→ **DO THIS**: Take every line from the material that has the word "type" in it.
......
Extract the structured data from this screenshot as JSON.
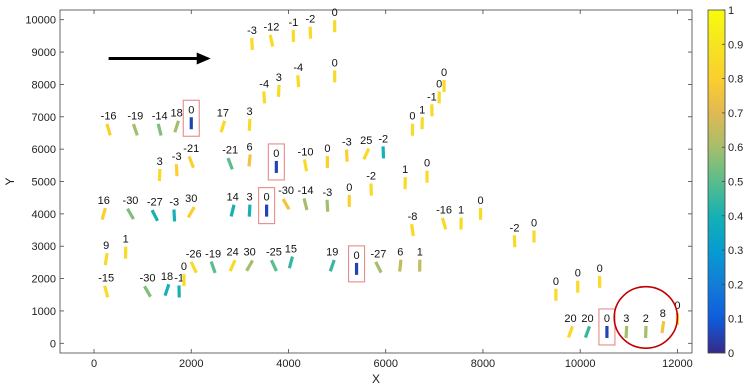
{
  "chart_data": {
    "type": "scatter",
    "title": "",
    "xlabel": "X",
    "ylabel": "Y",
    "xlim": [
      -700,
      12300
    ],
    "ylim": [
      -300,
      10300
    ],
    "xticks": [
      0,
      2000,
      4000,
      6000,
      8000,
      10000,
      12000
    ],
    "yticks": [
      0,
      1000,
      2000,
      3000,
      4000,
      5000,
      6000,
      7000,
      8000,
      9000,
      10000
    ],
    "colorbar": {
      "min": 0,
      "max": 1,
      "ticks": [
        0,
        0.1,
        0.2,
        0.3,
        0.4,
        0.5,
        0.6,
        0.7,
        0.8,
        0.9,
        1
      ],
      "tick_labels": [
        "0",
        "0.1",
        "0.2",
        "0.3",
        "0.4",
        "0.5",
        "0.6",
        "0.7",
        "0.8",
        "0.9",
        "1"
      ],
      "colormap": "parula"
    },
    "grid": false,
    "points": [
      {
        "x": 3250,
        "y": 9250,
        "label": "-3",
        "angle": -3,
        "value": 0.85
      },
      {
        "x": 3650,
        "y": 9350,
        "label": "-12",
        "angle": -12,
        "value": 0.85
      },
      {
        "x": 4100,
        "y": 9500,
        "label": "-1",
        "angle": -1,
        "value": 0.85
      },
      {
        "x": 4450,
        "y": 9600,
        "label": "-2",
        "angle": -2,
        "value": 0.85
      },
      {
        "x": 4950,
        "y": 9800,
        "label": "0",
        "angle": 0,
        "value": 0.85
      },
      {
        "x": 3500,
        "y": 7600,
        "label": "-4",
        "angle": -4,
        "value": 0.85
      },
      {
        "x": 3800,
        "y": 7800,
        "label": "3",
        "angle": 3,
        "value": 0.85
      },
      {
        "x": 4200,
        "y": 8100,
        "label": "-4",
        "angle": -4,
        "value": 0.85
      },
      {
        "x": 4950,
        "y": 8250,
        "label": "0",
        "angle": 0,
        "value": 0.85
      },
      {
        "x": 300,
        "y": 6600,
        "label": "-16",
        "angle": -16,
        "value": 0.8
      },
      {
        "x": 850,
        "y": 6600,
        "label": "-19",
        "angle": -19,
        "value": 0.6
      },
      {
        "x": 1350,
        "y": 6600,
        "label": "-14",
        "angle": -14,
        "value": 0.55
      },
      {
        "x": 1700,
        "y": 6700,
        "label": "18",
        "angle": 18,
        "value": 0.6
      },
      {
        "x": 2000,
        "y": 6800,
        "label": "0",
        "angle": 0,
        "value": 0.05,
        "boxed": true
      },
      {
        "x": 2650,
        "y": 6700,
        "label": "17",
        "angle": 17,
        "value": 0.85
      },
      {
        "x": 3200,
        "y": 6750,
        "label": "3",
        "angle": 3,
        "value": 0.85
      },
      {
        "x": 1350,
        "y": 5200,
        "label": "3",
        "angle": 3,
        "value": 0.85
      },
      {
        "x": 1700,
        "y": 5350,
        "label": "-3",
        "angle": -3,
        "value": 0.8
      },
      {
        "x": 2000,
        "y": 5600,
        "label": "-21",
        "angle": -21,
        "value": 0.8
      },
      {
        "x": 2800,
        "y": 5550,
        "label": "-21",
        "angle": -21,
        "value": 0.5
      },
      {
        "x": 3200,
        "y": 5650,
        "label": "6",
        "angle": 6,
        "value": 0.75
      },
      {
        "x": 3750,
        "y": 5450,
        "label": "0",
        "angle": 0,
        "value": 0.05,
        "boxed": true
      },
      {
        "x": 4350,
        "y": 5500,
        "label": "-10",
        "angle": -10,
        "value": 0.85
      },
      {
        "x": 4800,
        "y": 5600,
        "label": "0",
        "angle": 0,
        "value": 0.8
      },
      {
        "x": 5200,
        "y": 5800,
        "label": "-3",
        "angle": -3,
        "value": 0.8
      },
      {
        "x": 5600,
        "y": 5850,
        "label": "25",
        "angle": 25,
        "value": 0.85
      },
      {
        "x": 5950,
        "y": 5900,
        "label": "-2",
        "angle": -2,
        "value": 0.4
      },
      {
        "x": 6550,
        "y": 6600,
        "label": "0",
        "angle": 0,
        "value": 0.85
      },
      {
        "x": 6750,
        "y": 6800,
        "label": "1",
        "angle": 1,
        "value": 0.85
      },
      {
        "x": 6950,
        "y": 7200,
        "label": "-1",
        "angle": -1,
        "value": 0.85
      },
      {
        "x": 7100,
        "y": 7600,
        "label": "0",
        "angle": 0,
        "value": 0.85
      },
      {
        "x": 7200,
        "y": 7950,
        "label": "0",
        "angle": 0,
        "value": 0.85
      },
      {
        "x": 200,
        "y": 4000,
        "label": "16",
        "angle": 16,
        "value": 0.8
      },
      {
        "x": 750,
        "y": 4000,
        "label": "-30",
        "angle": -30,
        "value": 0.55
      },
      {
        "x": 1250,
        "y": 3950,
        "label": "-27",
        "angle": -27,
        "value": 0.4
      },
      {
        "x": 1650,
        "y": 3950,
        "label": "-3",
        "angle": -3,
        "value": 0.4
      },
      {
        "x": 2000,
        "y": 4050,
        "label": "30",
        "angle": 30,
        "value": 0.8
      },
      {
        "x": 2850,
        "y": 4100,
        "label": "14",
        "angle": 14,
        "value": 0.4
      },
      {
        "x": 3200,
        "y": 4100,
        "label": "3",
        "angle": 3,
        "value": 0.4
      },
      {
        "x": 3550,
        "y": 4100,
        "label": "0",
        "angle": 0,
        "value": 0.05,
        "boxed": true
      },
      {
        "x": 3950,
        "y": 4300,
        "label": "-30",
        "angle": -30,
        "value": 0.75
      },
      {
        "x": 4350,
        "y": 4300,
        "label": "-14",
        "angle": -14,
        "value": 0.6
      },
      {
        "x": 4800,
        "y": 4250,
        "label": "-3",
        "angle": -3,
        "value": 0.6
      },
      {
        "x": 5250,
        "y": 4400,
        "label": "0",
        "angle": 0,
        "value": 0.8
      },
      {
        "x": 5700,
        "y": 4750,
        "label": "-2",
        "angle": -2,
        "value": 0.85
      },
      {
        "x": 6400,
        "y": 4950,
        "label": "1",
        "angle": 1,
        "value": 0.85
      },
      {
        "x": 6850,
        "y": 5150,
        "label": "0",
        "angle": 0,
        "value": 0.85
      },
      {
        "x": 6550,
        "y": 3500,
        "label": "-8",
        "angle": -8,
        "value": 0.85
      },
      {
        "x": 7200,
        "y": 3700,
        "label": "-16",
        "angle": -16,
        "value": 0.85
      },
      {
        "x": 7550,
        "y": 3700,
        "label": "1",
        "angle": 1,
        "value": 0.85
      },
      {
        "x": 7950,
        "y": 4000,
        "label": "0",
        "angle": 0,
        "value": 0.85
      },
      {
        "x": 8650,
        "y": 3150,
        "label": "-2",
        "angle": -2,
        "value": 0.85
      },
      {
        "x": 9050,
        "y": 3300,
        "label": "0",
        "angle": 0,
        "value": 0.85
      },
      {
        "x": 250,
        "y": 2600,
        "label": "9",
        "angle": 9,
        "value": 0.85
      },
      {
        "x": 650,
        "y": 2800,
        "label": "1",
        "angle": 1,
        "value": 0.85
      },
      {
        "x": 250,
        "y": 1600,
        "label": "-15",
        "angle": -15,
        "value": 0.85
      },
      {
        "x": 1100,
        "y": 1600,
        "label": "-30",
        "angle": -30,
        "value": 0.55
      },
      {
        "x": 1500,
        "y": 1650,
        "label": "18",
        "angle": 18,
        "value": 0.4
      },
      {
        "x": 1750,
        "y": 1600,
        "label": "-1",
        "angle": -1,
        "value": 0.4
      },
      {
        "x": 1850,
        "y": 1950,
        "label": "0",
        "angle": 0,
        "value": 0.85
      },
      {
        "x": 2050,
        "y": 2350,
        "label": "-26",
        "angle": -26,
        "value": 0.85
      },
      {
        "x": 2450,
        "y": 2350,
        "label": "-19",
        "angle": -19,
        "value": 0.5
      },
      {
        "x": 2850,
        "y": 2400,
        "label": "24",
        "angle": 24,
        "value": 0.85
      },
      {
        "x": 3200,
        "y": 2400,
        "label": "30",
        "angle": 30,
        "value": 0.6
      },
      {
        "x": 3700,
        "y": 2400,
        "label": "-25",
        "angle": -25,
        "value": 0.5
      },
      {
        "x": 4050,
        "y": 2500,
        "label": "15",
        "angle": 15,
        "value": 0.45
      },
      {
        "x": 4900,
        "y": 2400,
        "label": "19",
        "angle": 19,
        "value": 0.45
      },
      {
        "x": 5400,
        "y": 2300,
        "label": "0",
        "angle": 0,
        "value": 0.05,
        "boxed": true
      },
      {
        "x": 5850,
        "y": 2350,
        "label": "-27",
        "angle": -27,
        "value": 0.6
      },
      {
        "x": 6300,
        "y": 2400,
        "label": "6",
        "angle": 6,
        "value": 0.65
      },
      {
        "x": 6700,
        "y": 2400,
        "label": "1",
        "angle": 1,
        "value": 0.65
      },
      {
        "x": 9500,
        "y": 1500,
        "label": "0",
        "angle": 0,
        "value": 0.85
      },
      {
        "x": 9950,
        "y": 1750,
        "label": "0",
        "angle": 0,
        "value": 0.85
      },
      {
        "x": 10400,
        "y": 1900,
        "label": "0",
        "angle": 0,
        "value": 0.85
      },
      {
        "x": 9800,
        "y": 350,
        "label": "20",
        "angle": 20,
        "value": 0.85
      },
      {
        "x": 10150,
        "y": 350,
        "label": "20",
        "angle": 20,
        "value": 0.45
      },
      {
        "x": 10550,
        "y": 350,
        "label": "0",
        "angle": 0,
        "value": 0.05,
        "boxed": true
      },
      {
        "x": 10950,
        "y": 350,
        "label": "3",
        "angle": 3,
        "value": 0.6
      },
      {
        "x": 11350,
        "y": 350,
        "label": "2",
        "angle": 2,
        "value": 0.6
      },
      {
        "x": 11700,
        "y": 500,
        "label": "8",
        "angle": 8,
        "value": 0.75
      },
      {
        "x": 12000,
        "y": 750,
        "label": "0",
        "angle": 0,
        "value": 0.85
      }
    ],
    "annotations": [
      {
        "type": "arrow",
        "from": [
          300,
          8800
        ],
        "to": [
          2400,
          8800
        ]
      },
      {
        "type": "circle",
        "center": [
          11350,
          800
        ],
        "rx": 650,
        "ry": 950
      }
    ]
  }
}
......
→ **FINISHED EXERCISE**:
    "type": "scatter",
        "type": "arrow",
        "type": "circle",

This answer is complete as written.